**EXERCISE REQUIREMENTS**
Write out every entry exactly as it appears.
* START *
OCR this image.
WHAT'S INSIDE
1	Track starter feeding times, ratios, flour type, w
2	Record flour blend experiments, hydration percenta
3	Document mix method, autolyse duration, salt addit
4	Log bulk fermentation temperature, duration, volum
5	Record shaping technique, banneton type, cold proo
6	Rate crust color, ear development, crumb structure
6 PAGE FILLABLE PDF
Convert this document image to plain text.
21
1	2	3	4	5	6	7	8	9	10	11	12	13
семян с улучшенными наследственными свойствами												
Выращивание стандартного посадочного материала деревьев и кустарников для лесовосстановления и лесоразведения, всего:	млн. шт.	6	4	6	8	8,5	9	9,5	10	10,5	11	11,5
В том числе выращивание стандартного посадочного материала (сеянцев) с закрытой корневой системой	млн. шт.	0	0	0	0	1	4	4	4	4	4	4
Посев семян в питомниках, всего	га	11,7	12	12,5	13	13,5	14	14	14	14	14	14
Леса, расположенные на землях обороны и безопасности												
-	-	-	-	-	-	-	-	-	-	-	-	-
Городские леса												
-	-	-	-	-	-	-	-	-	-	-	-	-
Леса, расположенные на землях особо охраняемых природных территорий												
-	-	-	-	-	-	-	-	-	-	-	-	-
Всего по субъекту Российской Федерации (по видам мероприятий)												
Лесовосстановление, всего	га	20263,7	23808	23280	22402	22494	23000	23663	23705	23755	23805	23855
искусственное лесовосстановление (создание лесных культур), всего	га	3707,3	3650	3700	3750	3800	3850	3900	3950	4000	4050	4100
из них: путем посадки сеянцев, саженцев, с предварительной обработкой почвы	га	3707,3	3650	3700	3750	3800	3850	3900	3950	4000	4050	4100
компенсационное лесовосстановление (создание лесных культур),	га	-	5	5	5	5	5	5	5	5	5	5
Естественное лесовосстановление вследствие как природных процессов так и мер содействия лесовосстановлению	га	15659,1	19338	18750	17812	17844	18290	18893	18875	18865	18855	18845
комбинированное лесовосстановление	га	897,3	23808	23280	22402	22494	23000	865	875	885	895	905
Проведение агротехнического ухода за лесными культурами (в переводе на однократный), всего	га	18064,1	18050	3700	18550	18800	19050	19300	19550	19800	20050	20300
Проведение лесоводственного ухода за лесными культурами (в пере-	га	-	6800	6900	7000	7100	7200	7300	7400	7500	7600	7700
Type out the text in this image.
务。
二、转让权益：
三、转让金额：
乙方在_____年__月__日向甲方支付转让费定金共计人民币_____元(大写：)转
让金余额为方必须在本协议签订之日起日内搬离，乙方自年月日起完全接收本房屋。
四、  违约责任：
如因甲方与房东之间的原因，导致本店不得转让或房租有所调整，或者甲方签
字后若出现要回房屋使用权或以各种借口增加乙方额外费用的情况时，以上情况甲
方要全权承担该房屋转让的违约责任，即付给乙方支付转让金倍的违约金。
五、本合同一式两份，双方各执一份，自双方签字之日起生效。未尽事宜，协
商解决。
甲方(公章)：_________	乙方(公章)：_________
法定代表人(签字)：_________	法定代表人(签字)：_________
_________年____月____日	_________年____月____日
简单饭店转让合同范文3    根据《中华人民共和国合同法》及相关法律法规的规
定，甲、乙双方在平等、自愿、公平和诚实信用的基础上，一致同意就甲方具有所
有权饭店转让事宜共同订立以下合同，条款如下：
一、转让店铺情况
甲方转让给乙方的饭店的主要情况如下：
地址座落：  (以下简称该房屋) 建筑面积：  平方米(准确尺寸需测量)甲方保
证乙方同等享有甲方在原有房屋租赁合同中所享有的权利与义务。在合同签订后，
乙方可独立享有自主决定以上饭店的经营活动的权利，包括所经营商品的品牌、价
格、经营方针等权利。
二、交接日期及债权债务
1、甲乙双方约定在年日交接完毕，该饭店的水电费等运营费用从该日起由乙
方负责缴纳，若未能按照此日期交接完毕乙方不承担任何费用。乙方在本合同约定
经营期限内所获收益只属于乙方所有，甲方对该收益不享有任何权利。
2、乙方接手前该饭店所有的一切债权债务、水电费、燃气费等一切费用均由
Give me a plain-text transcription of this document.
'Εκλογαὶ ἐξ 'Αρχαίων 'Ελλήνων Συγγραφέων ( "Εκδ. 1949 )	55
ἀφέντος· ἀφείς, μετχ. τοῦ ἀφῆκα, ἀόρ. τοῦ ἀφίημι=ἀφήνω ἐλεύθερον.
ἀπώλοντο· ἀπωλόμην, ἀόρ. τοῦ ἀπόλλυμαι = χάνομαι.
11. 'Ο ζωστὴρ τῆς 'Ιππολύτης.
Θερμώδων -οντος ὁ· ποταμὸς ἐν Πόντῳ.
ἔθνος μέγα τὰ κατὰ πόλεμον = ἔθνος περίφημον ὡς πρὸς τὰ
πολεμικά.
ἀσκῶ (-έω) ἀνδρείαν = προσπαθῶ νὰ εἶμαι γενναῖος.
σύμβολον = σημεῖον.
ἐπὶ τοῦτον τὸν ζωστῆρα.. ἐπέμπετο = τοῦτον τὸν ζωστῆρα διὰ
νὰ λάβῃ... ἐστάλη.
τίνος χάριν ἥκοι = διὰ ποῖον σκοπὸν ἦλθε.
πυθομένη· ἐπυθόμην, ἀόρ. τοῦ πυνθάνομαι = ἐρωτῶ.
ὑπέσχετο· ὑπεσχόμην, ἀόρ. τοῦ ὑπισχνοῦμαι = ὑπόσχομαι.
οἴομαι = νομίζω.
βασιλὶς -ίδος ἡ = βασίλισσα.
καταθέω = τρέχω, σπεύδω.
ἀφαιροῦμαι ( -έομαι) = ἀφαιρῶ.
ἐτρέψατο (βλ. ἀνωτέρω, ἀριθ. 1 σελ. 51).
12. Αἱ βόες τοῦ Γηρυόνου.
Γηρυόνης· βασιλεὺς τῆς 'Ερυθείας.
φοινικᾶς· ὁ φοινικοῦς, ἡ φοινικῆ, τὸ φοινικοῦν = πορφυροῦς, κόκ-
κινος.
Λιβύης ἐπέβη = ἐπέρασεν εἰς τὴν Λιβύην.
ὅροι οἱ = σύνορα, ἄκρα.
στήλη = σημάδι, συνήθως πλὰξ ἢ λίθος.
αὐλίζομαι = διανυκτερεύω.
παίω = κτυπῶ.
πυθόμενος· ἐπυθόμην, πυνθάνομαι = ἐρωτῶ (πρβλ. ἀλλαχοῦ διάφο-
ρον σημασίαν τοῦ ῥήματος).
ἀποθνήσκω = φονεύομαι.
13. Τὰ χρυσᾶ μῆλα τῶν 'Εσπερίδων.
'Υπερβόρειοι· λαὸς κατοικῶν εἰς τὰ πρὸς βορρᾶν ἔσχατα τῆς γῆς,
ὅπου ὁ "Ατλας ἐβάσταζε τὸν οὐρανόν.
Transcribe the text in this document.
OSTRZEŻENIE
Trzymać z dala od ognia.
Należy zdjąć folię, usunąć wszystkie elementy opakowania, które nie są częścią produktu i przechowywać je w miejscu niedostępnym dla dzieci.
* END *
**ANSWER FOR THIS EXERCISE**
OCR this image.
WHAT'S INSIDE
1	Track starter feeding times, ratios, flour type, w
2	Record flour blend experiments, hydration percenta
3	Document mix method, autolyse duration, salt addit
4	Log bulk fermentation temperature, duration, volum
5	Record shaping technique, banneton type, cold proo
6	Rate crust color, ear development, crumb structure
6 PAGE FILLABLE PDF
Convert this document image to plain text.
21
1	2	3	4	5	6	7	8	9	10	11	12	13
семян с улучшенными наследственными свойствами												
Выращивание стандартного посадочного материала деревьев и кустарников для лесовосстановления и лесоразведения, всего:	млн. шт.	6	4	6	8	8,5	9	9,5	10	10,5	11	11,5
В том числе выращивание стандартного посадочного материала (сеянцев) с закрытой корневой системой	млн. шт.	0	0	0	0	1	4	4	4	4	4	4
Посев семян в питомниках, всего	га	11,7	12	12,5	13	13,5	14	14	14	14	14	14
Леса, расположенные на землях обороны и безопасности												
-	-	-	-	-	-	-	-	-	-	-	-	-
Городские леса												
-	-	-	-	-	-	-	-	-	-	-	-	-
Леса, расположенные на землях особо охраняемых природных территорий												
-	-	-	-	-	-	-	-	-	-	-	-	-
Всего по субъекту Российской Федерации (по видам мероприятий)												
Лесовосстановление, всего	га	20263,7	23808	23280	22402	22494	23000	23663	23705	23755	23805	23855
искусственное лесовосстановление (создание лесных культур), всего	га	3707,3	3650	3700	3750	3800	3850	3900	3950	4000	4050	4100
из них: путем посадки сеянцев, саженцев, с предварительной обработкой почвы	га	3707,3	3650	3700	3750	3800	3850	3900	3950	4000	4050	4100
компенсационное лесовосстановление (создание лесных культур),	га	-	5	5	5	5	5	5	5	5	5	5
Естественное лесовосстановление вследствие как природных процессов так и мер содействия лесовосстановлению	га	15659,1	19338	18750	17812	17844	18290	18893	18875	18865	18855	18845
комбинированное лесовосстановление	га	897,3	23808	23280	22402	22494	23000	865	875	885	895	905
Проведение агротехнического ухода за лесными культурами (в переводе на однократный), всего	га	18064,1	18050	3700	18550	18800	19050	19300	19550	19800	20050	20300
Проведение лесоводственного ухода за лесными культурами (в пере-	га	-	6800	6900	7000	7100	7200	7300	7400	7500	7600	7700
Type out the text in this image.
务。
二、转让权益：
三、转让金额：
乙方在_____年__月__日向甲方支付转让费定金共计人民币_____元(大写：)转
让金余额为方必须在本协议签订之日起日内搬离，乙方自年月日起完全接收本房屋。
四、  违约责任：
如因甲方与房东之间的原因，导致本店不得转让或房租有所调整，或者甲方签
字后若出现要回房屋使用权或以各种借口增加乙方额外费用的情况时，以上情况甲
方要全权承担该房屋转让的违约责任，即付给乙方支付转让金倍的违约金。
五、本合同一式两份，双方各执一份，自双方签字之日起生效。未尽事宜，协
商解决。
甲方(公章)：_________	乙方(公章)：_________
法定代表人(签字)：_________	法定代表人(签字)：_________
_________年____月____日	_________年____月____日
简单饭店转让合同范文3    根据《中华人民共和国合同法》及相关法律法规的规
定，甲、乙双方在平等、自愿、公平和诚实信用的基础上，一致同意就甲方具有所
有权饭店转让事宜共同订立以下合同，条款如下：
一、转让店铺情况
甲方转让给乙方的饭店的主要情况如下：
地址座落：  (以下简称该房屋) 建筑面积：  平方米(准确尺寸需测量)甲方保
证乙方同等享有甲方在原有房屋租赁合同中所享有的权利与义务。在合同签订后，
乙方可独立享有自主决定以上饭店的经营活动的权利，包括所经营商品的品牌、价
格、经营方针等权利。
二、交接日期及债权债务
1、甲乙双方约定在年日交接完毕，该饭店的水电费等运营费用从该日起由乙
方负责缴纳，若未能按照此日期交接完毕乙方不承担任何费用。乙方在本合同约定
经营期限内所获收益只属于乙方所有，甲方对该收益不享有任何权利。
2、乙方接手前该饭店所有的一切债权债务、水电费、燃气费等一切费用均由
Give me a plain-text transcription of this document.
'Εκλογαὶ ἐξ 'Αρχαίων 'Ελλήνων Συγγραφέων ( "Εκδ. 1949 )	55
ἀφέντος· ἀφείς, μετχ. τοῦ ἀφῆκα, ἀόρ. τοῦ ἀφίημι=ἀφήνω ἐλεύθερον.
ἀπώλοντο· ἀπωλόμην, ἀόρ. τοῦ ἀπόλλυμαι = χάνομαι.
11. 'Ο ζωστὴρ τῆς 'Ιππολύτης.
Θερμώδων -οντος ὁ· ποταμὸς ἐν Πόντῳ.
ἔθνος μέγα τὰ κατὰ πόλεμον = ἔθνος περίφημον ὡς πρὸς τὰ
πολεμικά.
ἀσκῶ (-έω) ἀνδρείαν = προσπαθῶ νὰ εἶμαι γενναῖος.
σύμβολον = σημεῖον.
ἐπὶ τοῦτον τὸν ζωστῆρα.. ἐπέμπετο = τοῦτον τὸν ζωστῆρα διὰ
νὰ λάβῃ... ἐστάλη.
τίνος χάριν ἥκοι = διὰ ποῖον σκοπὸν ἦλθε.
πυθομένη· ἐπυθόμην, ἀόρ. τοῦ πυνθάνομαι = ἐρωτῶ.
ὑπέσχετο· ὑπεσχόμην, ἀόρ. τοῦ ὑπισχνοῦμαι = ὑπόσχομαι.
οἴομαι = νομίζω.
βασιλὶς -ίδος ἡ = βασίλισσα.
καταθέω = τρέχω, σπεύδω.
ἀφαιροῦμαι ( -έομαι) = ἀφαιρῶ.
ἐτρέψατο (βλ. ἀνωτέρω, ἀριθ. 1 σελ. 51).
12. Αἱ βόες τοῦ Γηρυόνου.
Γηρυόνης· βασιλεὺς τῆς 'Ερυθείας.
φοινικᾶς· ὁ φοινικοῦς, ἡ φοινικῆ, τὸ φοινικοῦν = πορφυροῦς, κόκ-
κινος.
Λιβύης ἐπέβη = ἐπέρασεν εἰς τὴν Λιβύην.
ὅροι οἱ = σύνορα, ἄκρα.
στήλη = σημάδι, συνήθως πλὰξ ἢ λίθος.
αὐλίζομαι = διανυκτερεύω.
παίω = κτυπῶ.
πυθόμενος· ἐπυθόμην, πυνθάνομαι = ἐρωτῶ (πρβλ. ἀλλαχοῦ διάφο-
ρον σημασίαν τοῦ ῥήματος).
ἀποθνήσκω = φονεύομαι.
13. Τὰ χρυσᾶ μῆλα τῶν 'Εσπερίδων.
'Υπερβόρειοι· λαὸς κατοικῶν εἰς τὰ πρὸς βορρᾶν ἔσχατα τῆς γῆς,
ὅπου ὁ "Ατλας ἐβάσταζε τὸν οὐρανόν.
Transcribe the text in this document.
OSTRZEŻENIE
Trzymać z dala od ognia.
Należy zdjąć folię, usunąć wszystkie elementy opakowania, które nie są częścią produktu i przechowywać je w miejscu niedostępnym dla dzieci.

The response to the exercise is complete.